● **Aim of the task**:
Where a line in the records below includes "released", pull that line out.

(Entries from a page text dataset)
Segment Open

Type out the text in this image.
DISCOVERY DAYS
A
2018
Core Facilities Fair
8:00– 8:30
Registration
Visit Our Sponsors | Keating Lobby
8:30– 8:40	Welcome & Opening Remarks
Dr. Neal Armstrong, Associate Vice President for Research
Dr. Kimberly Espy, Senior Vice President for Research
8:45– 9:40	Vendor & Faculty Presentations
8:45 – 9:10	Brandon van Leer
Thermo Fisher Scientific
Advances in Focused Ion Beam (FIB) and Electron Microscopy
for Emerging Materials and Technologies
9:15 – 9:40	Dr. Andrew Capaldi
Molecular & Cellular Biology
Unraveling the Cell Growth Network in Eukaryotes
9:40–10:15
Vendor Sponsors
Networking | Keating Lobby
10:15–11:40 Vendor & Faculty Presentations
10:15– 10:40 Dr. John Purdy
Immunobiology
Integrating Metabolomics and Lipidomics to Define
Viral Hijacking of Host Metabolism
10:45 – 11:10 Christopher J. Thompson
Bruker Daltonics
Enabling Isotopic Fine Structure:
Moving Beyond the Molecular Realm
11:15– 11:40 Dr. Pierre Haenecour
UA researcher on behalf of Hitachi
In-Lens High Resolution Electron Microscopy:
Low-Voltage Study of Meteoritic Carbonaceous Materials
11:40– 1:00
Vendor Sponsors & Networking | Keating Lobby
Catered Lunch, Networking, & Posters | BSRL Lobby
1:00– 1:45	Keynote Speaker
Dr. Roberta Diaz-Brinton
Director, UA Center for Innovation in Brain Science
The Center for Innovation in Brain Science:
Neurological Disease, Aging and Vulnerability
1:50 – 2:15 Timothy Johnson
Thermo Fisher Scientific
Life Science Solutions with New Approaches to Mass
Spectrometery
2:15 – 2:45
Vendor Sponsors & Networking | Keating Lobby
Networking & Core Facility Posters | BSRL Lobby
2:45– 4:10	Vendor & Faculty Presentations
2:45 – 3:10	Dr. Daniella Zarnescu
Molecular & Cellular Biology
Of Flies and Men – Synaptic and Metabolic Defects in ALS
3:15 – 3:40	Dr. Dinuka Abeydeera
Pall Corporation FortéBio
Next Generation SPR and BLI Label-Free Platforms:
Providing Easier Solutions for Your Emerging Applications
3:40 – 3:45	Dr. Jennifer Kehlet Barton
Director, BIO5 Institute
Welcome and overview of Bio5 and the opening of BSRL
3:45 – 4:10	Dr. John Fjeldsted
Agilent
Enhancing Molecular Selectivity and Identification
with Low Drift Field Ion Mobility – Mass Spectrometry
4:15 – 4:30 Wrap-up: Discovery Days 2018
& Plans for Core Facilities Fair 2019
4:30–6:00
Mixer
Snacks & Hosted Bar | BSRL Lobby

Segment Closed
Segment Open

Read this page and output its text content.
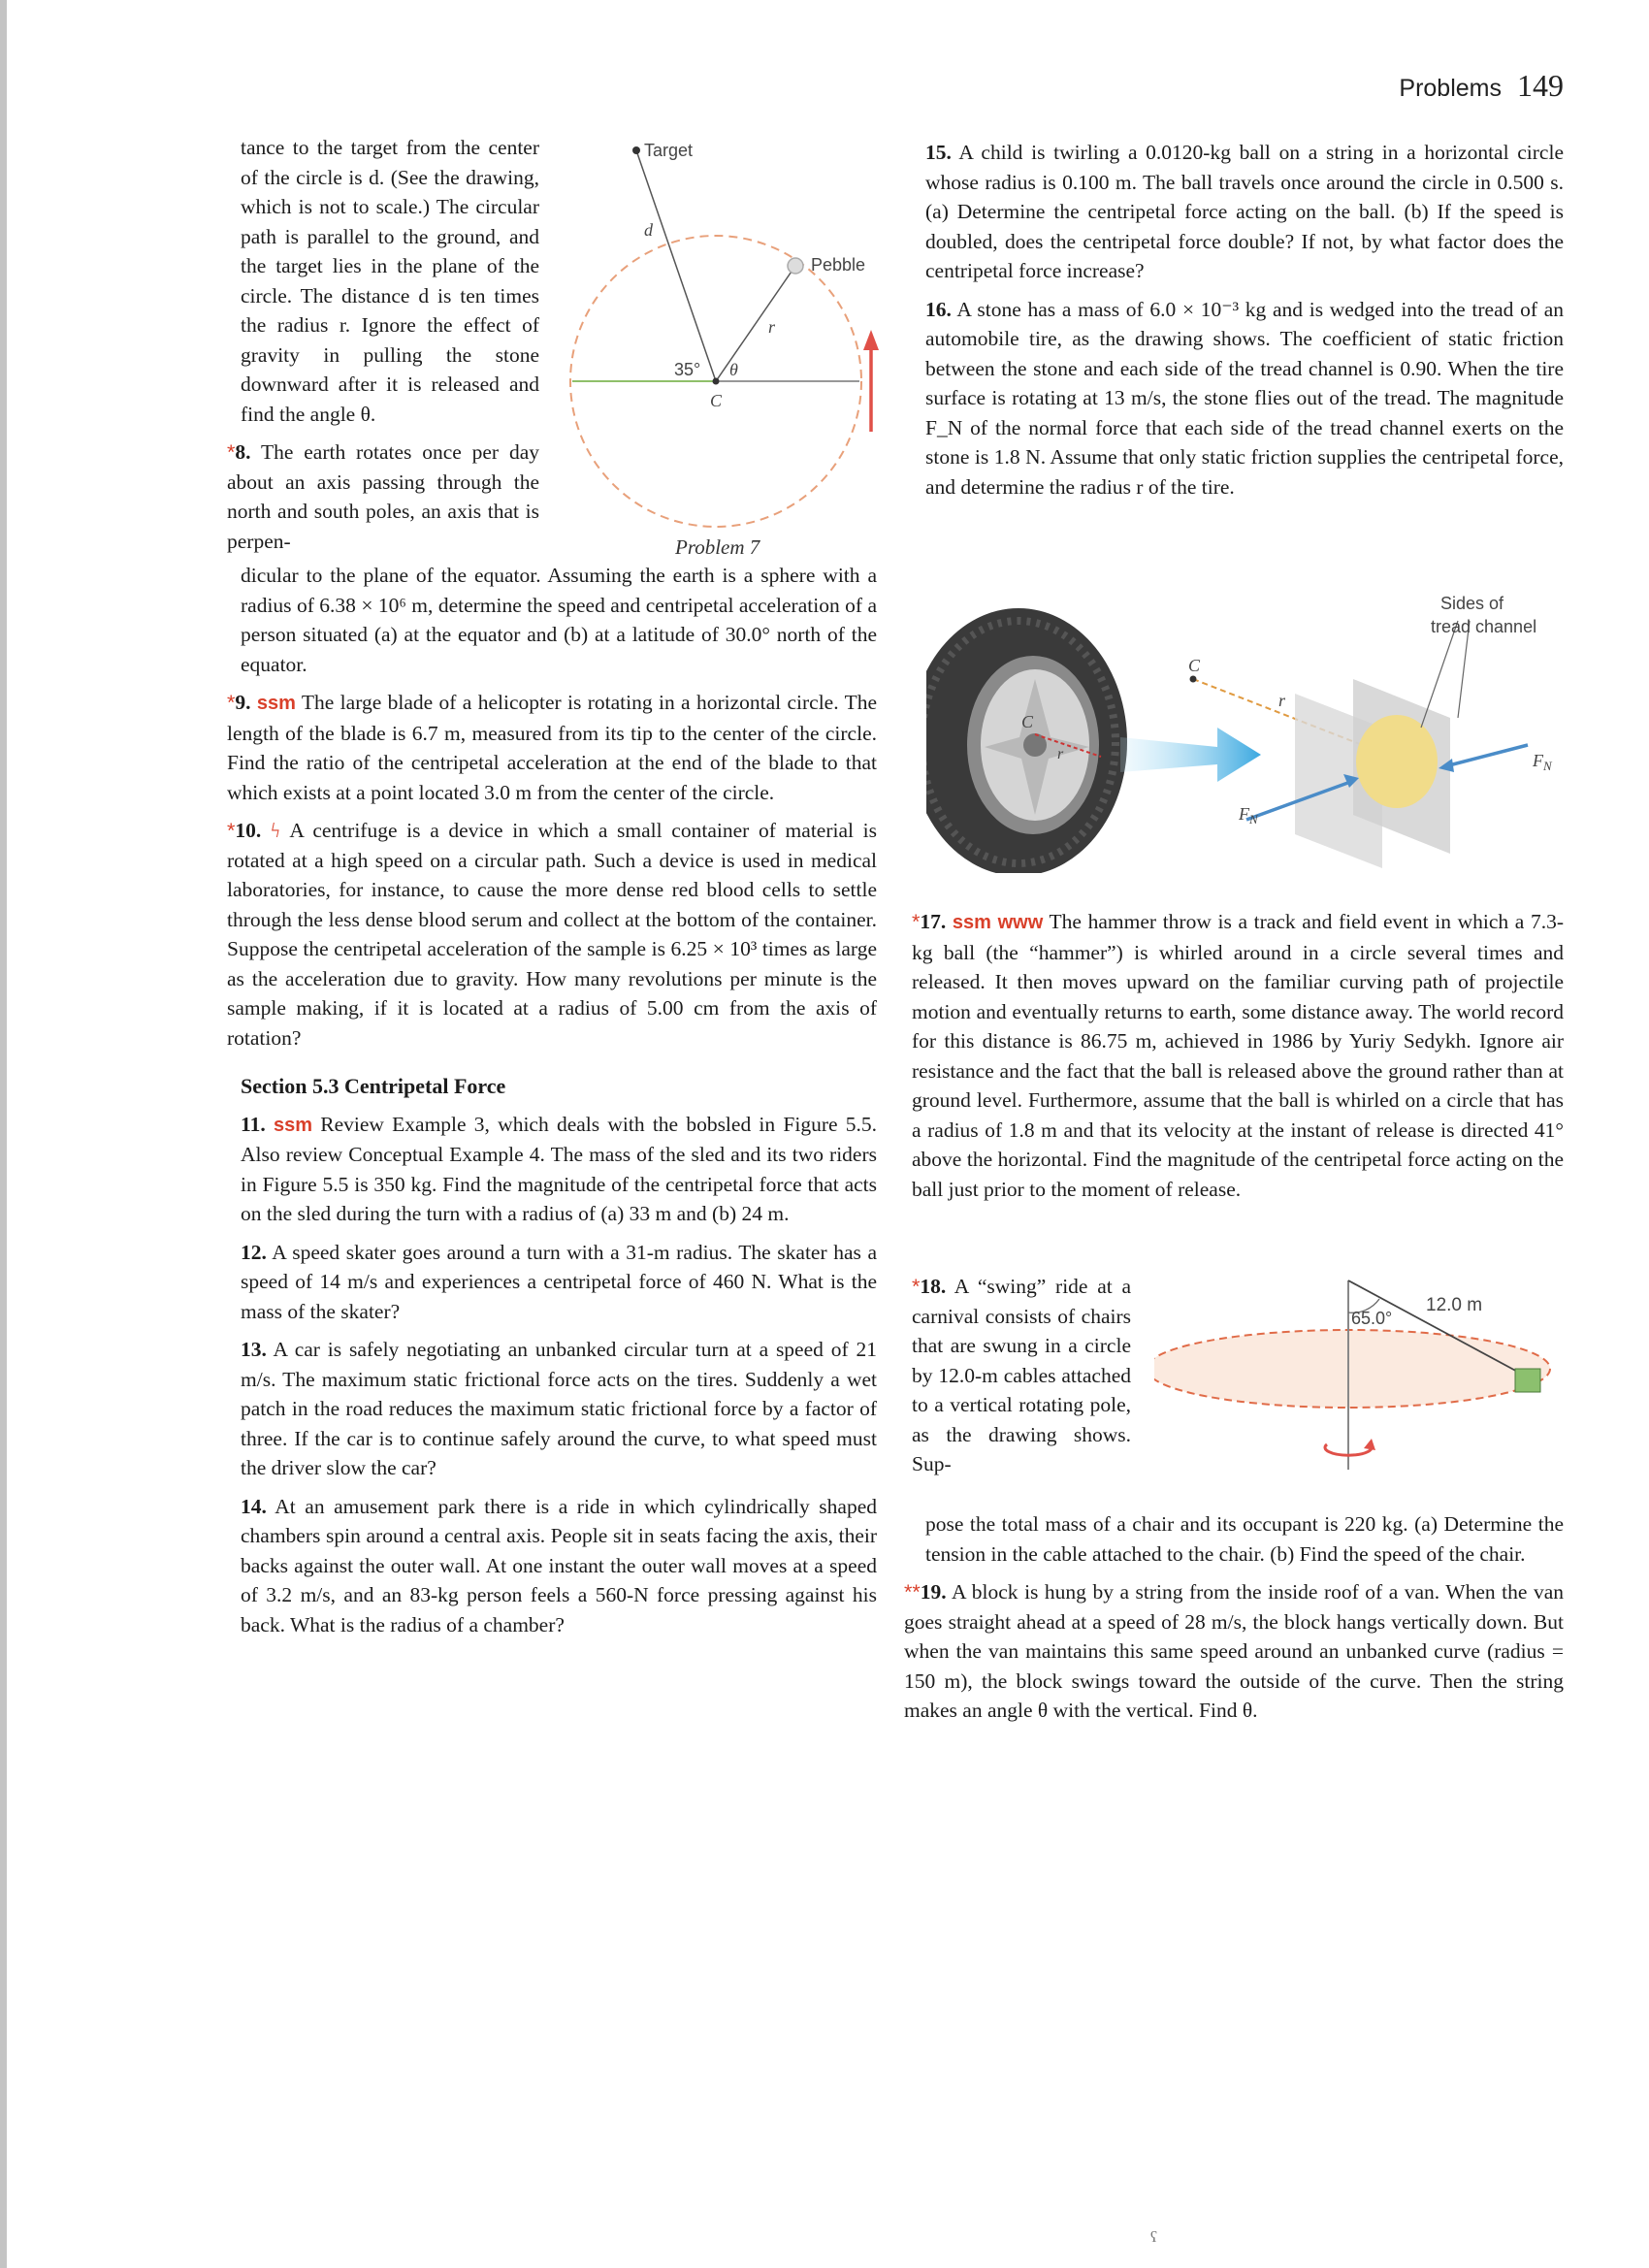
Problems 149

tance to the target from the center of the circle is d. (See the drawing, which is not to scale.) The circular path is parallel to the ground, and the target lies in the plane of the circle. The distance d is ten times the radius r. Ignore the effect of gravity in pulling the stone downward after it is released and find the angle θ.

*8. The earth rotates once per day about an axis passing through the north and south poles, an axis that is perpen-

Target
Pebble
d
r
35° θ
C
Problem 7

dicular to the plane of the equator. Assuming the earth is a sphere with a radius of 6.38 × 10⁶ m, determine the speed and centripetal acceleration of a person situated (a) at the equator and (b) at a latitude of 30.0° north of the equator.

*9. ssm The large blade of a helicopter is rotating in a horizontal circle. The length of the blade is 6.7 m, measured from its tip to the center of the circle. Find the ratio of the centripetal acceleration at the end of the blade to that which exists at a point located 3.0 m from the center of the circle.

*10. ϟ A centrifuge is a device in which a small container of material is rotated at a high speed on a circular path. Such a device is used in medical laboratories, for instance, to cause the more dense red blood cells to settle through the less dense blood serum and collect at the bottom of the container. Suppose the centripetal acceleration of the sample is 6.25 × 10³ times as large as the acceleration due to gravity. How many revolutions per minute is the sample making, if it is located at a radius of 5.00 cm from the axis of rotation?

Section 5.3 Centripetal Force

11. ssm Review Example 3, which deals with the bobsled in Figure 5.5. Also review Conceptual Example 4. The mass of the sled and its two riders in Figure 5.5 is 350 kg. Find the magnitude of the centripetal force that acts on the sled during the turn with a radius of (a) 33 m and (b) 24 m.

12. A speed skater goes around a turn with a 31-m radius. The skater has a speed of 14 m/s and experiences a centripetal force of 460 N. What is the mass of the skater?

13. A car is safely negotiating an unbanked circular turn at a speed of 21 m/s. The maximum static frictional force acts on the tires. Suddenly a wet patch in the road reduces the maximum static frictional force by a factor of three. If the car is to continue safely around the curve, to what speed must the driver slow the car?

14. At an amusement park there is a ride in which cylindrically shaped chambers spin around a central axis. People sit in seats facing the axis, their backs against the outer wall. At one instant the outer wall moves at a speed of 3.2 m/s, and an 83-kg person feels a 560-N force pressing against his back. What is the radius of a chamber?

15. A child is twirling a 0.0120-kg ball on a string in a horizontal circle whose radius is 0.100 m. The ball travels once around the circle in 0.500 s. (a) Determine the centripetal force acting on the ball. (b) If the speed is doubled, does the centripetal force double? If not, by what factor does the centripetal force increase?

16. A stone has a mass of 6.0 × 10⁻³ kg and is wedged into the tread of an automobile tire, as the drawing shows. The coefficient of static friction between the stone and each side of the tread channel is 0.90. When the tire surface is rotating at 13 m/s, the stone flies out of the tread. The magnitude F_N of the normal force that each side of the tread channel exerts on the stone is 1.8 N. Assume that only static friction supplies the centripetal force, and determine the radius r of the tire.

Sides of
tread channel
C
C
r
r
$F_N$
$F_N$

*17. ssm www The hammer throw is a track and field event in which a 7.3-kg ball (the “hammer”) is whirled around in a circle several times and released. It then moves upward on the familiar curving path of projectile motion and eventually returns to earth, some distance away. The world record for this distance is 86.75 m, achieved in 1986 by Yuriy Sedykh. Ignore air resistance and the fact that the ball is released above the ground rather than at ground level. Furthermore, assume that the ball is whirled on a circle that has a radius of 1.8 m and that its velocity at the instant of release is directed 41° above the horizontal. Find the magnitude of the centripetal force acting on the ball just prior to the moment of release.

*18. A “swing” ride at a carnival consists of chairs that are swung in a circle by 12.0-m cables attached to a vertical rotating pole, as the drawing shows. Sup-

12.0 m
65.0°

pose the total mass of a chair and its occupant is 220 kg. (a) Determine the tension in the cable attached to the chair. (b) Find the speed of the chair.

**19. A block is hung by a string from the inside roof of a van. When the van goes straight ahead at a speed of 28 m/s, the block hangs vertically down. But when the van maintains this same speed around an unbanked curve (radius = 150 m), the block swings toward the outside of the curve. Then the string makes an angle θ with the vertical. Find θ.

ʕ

Segment Closed
Segment Open

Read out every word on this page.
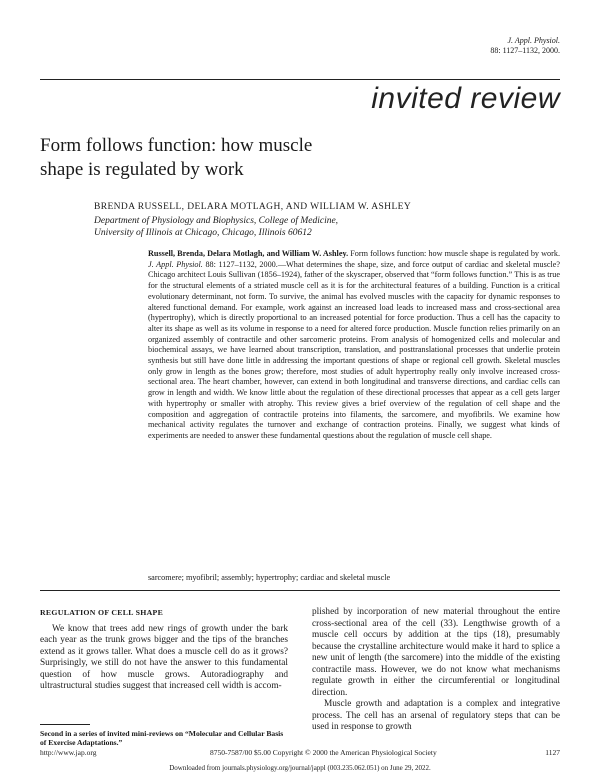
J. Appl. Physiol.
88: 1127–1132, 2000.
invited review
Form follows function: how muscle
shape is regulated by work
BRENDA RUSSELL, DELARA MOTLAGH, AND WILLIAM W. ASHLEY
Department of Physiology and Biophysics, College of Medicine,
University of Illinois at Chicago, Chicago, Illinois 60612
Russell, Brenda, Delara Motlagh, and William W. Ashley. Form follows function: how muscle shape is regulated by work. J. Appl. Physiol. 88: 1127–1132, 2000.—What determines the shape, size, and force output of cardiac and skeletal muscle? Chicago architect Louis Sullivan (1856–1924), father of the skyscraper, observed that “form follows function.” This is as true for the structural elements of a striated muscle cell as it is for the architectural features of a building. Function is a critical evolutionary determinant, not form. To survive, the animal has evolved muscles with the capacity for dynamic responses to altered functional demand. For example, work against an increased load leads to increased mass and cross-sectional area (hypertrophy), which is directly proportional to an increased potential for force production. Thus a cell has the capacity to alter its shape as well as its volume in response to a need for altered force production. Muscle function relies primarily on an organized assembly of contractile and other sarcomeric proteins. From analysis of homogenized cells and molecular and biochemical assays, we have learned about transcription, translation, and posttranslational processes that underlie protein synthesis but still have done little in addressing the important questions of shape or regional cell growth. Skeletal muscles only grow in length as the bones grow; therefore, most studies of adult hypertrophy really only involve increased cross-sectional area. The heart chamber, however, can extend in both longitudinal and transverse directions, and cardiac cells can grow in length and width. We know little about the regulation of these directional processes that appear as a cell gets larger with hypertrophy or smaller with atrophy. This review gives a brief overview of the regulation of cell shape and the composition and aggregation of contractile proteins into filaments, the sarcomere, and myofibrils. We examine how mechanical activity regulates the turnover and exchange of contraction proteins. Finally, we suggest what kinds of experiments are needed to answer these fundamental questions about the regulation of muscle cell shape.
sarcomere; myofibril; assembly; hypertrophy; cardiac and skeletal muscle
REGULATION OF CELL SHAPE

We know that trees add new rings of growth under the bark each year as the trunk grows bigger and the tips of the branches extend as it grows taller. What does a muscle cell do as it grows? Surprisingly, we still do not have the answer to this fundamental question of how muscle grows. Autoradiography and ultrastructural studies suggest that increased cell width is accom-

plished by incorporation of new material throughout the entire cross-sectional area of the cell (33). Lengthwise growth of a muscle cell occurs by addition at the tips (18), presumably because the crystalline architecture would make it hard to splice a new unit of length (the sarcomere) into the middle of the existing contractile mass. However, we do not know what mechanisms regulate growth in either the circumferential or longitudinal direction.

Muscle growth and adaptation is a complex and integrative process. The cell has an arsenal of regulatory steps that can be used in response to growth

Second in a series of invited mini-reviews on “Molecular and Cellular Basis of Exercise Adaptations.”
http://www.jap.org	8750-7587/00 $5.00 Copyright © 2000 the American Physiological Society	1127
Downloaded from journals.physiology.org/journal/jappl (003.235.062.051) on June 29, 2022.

Segment Closed

● **Task output**:
tance to the target from the center of the circle is d. (See the drawing, which is not to scale.) The circular path is parallel to the ground, and the target lies in the plane of the circle. The distance d is ten times the radius r. Ignore the effect of gravity in pulling the stone downward after it is released and find the angle θ.
*17. ssm www The hammer throw is a track and field event in which a 7.3-kg ball (the “hammer”) is whirled around in a circle several times and released. It then moves upward on the familiar curving path of projectile motion and eventually returns to earth, some distance away. The world record for this distance is 86.75 m, achieved in 1986 by Yuriy Sedykh. Ignore air resistance and the fact that the ball is released above the ground rather than at ground level. Furthermore, assume that the ball is whirled on a circle that has a radius of 1.8 m and that its velocity at the instant of release is directed 41° above the horizontal. Find the magnitude of the centripetal force acting on the ball just prior to the moment of release.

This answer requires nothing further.